━━━━━ GIVEN ENTRIES ━━━━━

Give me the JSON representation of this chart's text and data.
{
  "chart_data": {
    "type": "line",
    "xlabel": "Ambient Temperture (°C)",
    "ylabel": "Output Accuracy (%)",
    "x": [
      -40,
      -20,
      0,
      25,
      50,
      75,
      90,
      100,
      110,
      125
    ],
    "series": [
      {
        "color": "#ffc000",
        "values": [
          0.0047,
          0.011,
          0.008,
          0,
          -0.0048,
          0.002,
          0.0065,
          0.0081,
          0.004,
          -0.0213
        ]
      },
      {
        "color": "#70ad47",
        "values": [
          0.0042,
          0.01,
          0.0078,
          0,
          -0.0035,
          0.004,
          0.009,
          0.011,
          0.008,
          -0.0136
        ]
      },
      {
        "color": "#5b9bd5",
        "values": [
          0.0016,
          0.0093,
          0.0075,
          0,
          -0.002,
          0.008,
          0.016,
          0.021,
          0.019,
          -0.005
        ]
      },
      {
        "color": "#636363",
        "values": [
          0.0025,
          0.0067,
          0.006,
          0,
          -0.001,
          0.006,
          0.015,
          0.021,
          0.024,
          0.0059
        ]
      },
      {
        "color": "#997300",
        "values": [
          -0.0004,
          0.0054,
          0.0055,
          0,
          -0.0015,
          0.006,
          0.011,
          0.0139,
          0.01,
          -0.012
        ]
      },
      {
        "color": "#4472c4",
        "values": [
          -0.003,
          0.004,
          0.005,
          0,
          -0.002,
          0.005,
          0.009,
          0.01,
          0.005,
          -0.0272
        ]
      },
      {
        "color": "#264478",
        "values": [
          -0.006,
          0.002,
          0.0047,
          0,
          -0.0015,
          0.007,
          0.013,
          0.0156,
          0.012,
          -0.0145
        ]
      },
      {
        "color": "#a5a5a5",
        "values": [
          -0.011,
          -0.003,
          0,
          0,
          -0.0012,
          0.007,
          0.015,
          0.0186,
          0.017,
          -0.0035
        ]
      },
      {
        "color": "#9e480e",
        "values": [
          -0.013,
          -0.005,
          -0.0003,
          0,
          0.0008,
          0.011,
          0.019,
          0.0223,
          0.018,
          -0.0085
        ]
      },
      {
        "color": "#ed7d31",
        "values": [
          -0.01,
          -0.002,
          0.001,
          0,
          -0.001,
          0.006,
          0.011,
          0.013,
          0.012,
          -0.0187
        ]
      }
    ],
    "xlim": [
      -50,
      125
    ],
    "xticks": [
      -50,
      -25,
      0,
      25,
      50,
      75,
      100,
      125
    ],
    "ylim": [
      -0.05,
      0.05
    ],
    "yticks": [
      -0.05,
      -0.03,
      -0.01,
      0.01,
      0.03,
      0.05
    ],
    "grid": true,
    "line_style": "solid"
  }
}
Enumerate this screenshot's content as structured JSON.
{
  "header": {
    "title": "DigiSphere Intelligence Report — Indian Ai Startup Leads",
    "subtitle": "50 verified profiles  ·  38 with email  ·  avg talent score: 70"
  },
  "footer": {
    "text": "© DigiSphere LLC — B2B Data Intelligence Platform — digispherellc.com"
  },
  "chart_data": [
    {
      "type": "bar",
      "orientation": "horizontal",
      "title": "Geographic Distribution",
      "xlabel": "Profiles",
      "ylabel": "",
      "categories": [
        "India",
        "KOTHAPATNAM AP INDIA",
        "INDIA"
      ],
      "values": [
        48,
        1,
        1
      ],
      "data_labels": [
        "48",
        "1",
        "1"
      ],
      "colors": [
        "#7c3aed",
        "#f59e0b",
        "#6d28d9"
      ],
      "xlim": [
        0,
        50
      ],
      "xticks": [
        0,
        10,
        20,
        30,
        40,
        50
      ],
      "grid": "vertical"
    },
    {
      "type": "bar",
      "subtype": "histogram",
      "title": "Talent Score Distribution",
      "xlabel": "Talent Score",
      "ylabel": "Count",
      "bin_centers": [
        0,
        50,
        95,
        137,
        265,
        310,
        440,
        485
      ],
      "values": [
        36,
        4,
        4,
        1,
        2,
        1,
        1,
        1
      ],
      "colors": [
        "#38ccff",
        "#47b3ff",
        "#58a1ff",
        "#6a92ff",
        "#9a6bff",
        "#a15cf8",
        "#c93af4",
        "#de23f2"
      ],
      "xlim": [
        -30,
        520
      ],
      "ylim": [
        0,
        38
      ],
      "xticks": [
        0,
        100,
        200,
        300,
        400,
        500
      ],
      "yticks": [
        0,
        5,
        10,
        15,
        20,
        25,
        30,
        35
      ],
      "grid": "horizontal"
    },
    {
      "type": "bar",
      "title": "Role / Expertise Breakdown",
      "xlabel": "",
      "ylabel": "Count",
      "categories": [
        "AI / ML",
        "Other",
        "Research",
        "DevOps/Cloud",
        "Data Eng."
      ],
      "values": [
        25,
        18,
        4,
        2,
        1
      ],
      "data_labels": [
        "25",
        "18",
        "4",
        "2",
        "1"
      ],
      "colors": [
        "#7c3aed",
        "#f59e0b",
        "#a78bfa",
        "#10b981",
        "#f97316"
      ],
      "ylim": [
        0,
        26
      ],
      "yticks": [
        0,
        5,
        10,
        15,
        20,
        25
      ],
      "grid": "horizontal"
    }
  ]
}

━━━━━

Each line of the material should be duplicated exactly, please.

Give me the JSON representation of this chart's text and data.
{
  "chart_data": {
    "type": "line",
    "xlabel": "Ambient Temperture (°C)",
    "ylabel": "Output Accuracy (%)",
    "x": [
      -40,
      -20,
      0,
      25,
      50,
      75,
      90,
      100,
      110,
      125
    ],
    "series": [
      {
        "color": "#ffc000",
        "values": [
          0.0047,
          0.011,
          0.008,
          0,
          -0.0048,
          0.002,
          0.0065,
          0.0081,
          0.004,
          -0.0213
        ]
      },
      {
        "color": "#70ad47",
        "values": [
          0.0042,
          0.01,
          0.0078,
          0,
          -0.0035,
          0.004,
          0.009,
          0.011,
          0.008,
          -0.0136
        ]
      },
      {
        "color": "#5b9bd5",
        "values": [
          0.0016,
          0.0093,
          0.0075,
          0,
          -0.002,
          0.008,
          0.016,
          0.021,
          0.019,
          -0.005
        ]
      },
      {
        "color": "#636363",
        "values": [
          0.0025,
          0.0067,
          0.006,
          0,
          -0.001,
          0.006,
          0.015,
          0.021,
          0.024,
          0.0059
        ]
      },
      {
        "color": "#997300",
        "values": [
          -0.0004,
          0.0054,
          0.0055,
          0,
          -0.0015,
          0.006,
          0.011,
          0.0139,
          0.01,
          -0.012
        ]
      },
      {
        "color": "#4472c4",
        "values": [
          -0.003,
          0.004,
          0.005,
          0,
          -0.002,
          0.005,
          0.009,
          0.01,
          0.005,
          -0.0272
        ]
      },
      {
        "color": "#264478",
        "values": [
          -0.006,
          0.002,
          0.0047,
          0,
          -0.0015,
          0.007,
          0.013,
          0.0156,
          0.012,
          -0.0145
        ]
      },
      {
        "color": "#a5a5a5",
        "values": [
          -0.011,
          -0.003,
          0,
          0,
          -0.0012,
          0.007,
          0.015,
          0.0186,
          0.017,
          -0.0035
        ]
      },
      {
        "color": "#9e480e",
        "values": [
          -0.013,
          -0.005,
          -0.0003,
          0,
          0.0008,
          0.011,
          0.019,
          0.0223,
          0.018,
          -0.0085
        ]
      },
      {
        "color": "#ed7d31",
        "values": [
          -0.01,
          -0.002,
          0.001,
          0,
          -0.001,
          0.006,
          0.011,
          0.013,
          0.012,
          -0.0187
        ]
      }
    ],
    "xlim": [
      -50,
      125
    ],
    "xticks": [
      -50,
      -25,
      0,
      25,
      50,
      75,
      100,
      125
    ],
    "ylim": [
      -0.05,
      0.05
    ],
    "yticks": [
      -0.05,
      -0.03,
      -0.01,
      0.01,
      0.03,
      0.05
    ],
    "grid": true,
    "line_style": "solid"
  }
}
Enumerate this screenshot's content as structured JSON.
{
  "header": {
    "title": "DigiSphere Intelligence Report — Indian Ai Startup Leads",
    "subtitle": "50 verified profiles  ·  38 with email  ·  avg talent score: 70"
  },
  "footer": {
    "text": "© DigiSphere LLC — B2B Data Intelligence Platform — digispherellc.com"
  },
  "chart_data": [
    {
      "type": "bar",
      "orientation": "horizontal",
      "title": "Geographic Distribution",
      "xlabel": "Profiles",
      "ylabel": "",
      "categories": [
        "India",
        "KOTHAPATNAM AP INDIA",
        "INDIA"
      ],
      "values": [
        48,
        1,
        1
      ],
      "data_labels": [
        "48",
        "1",
        "1"
      ],
      "colors": [
        "#7c3aed",
        "#f59e0b",
        "#6d28d9"
      ],
      "xlim": [
        0,
        50
      ],
      "xticks": [
        0,
        10,
        20,
        30,
        40,
        50
      ],
      "grid": "vertical"
    },
    {
      "type": "bar",
      "subtype": "histogram",
      "title": "Talent Score Distribution",
      "xlabel": "Talent Score",
      "ylabel": "Count",
      "bin_centers": [
        0,
        50,
        95,
        137,
        265,
        310,
        440,
        485
      ],
      "values": [
        36,
        4,
        4,
        1,
        2,
        1,
        1,
        1
      ],
      "colors": [
        "#38ccff",
        "#47b3ff",
        "#58a1ff",
        "#6a92ff",
        "#9a6bff",
        "#a15cf8",
        "#c93af4",
        "#de23f2"
      ],
      "xlim": [
        -30,
        520
      ],
      "ylim": [
        0,
        38
      ],
      "xticks": [
        0,
        100,
        200,
        300,
        400,
        500
      ],
      "yticks": [
        0,
        5,
        10,
        15,
        20,
        25,
        30,
        35
      ],
      "grid": "horizontal"
    },
    {
      "type": "bar",
      "title": "Role / Expertise Breakdown",
      "xlabel": "",
      "ylabel": "Count",
      "categories": [
        "AI / ML",
        "Other",
        "Research",
        "DevOps/Cloud",
        "Data Eng."
      ],
      "values": [
        25,
        18,
        4,
        2,
        1
      ],
      "data_labels": [
        "25",
        "18",
        "4",
        "2",
        "1"
      ],
      "colors": [
        "#7c3aed",
        "#f59e0b",
        "#a78bfa",
        "#10b981",
        "#f97316"
      ],
      "ylim": [
        0,
        26
      ],
      "yticks": [
        0,
        5,
        10,
        15,
        20,
        25
      ],
      "grid": "horizontal"
    }
  ]
}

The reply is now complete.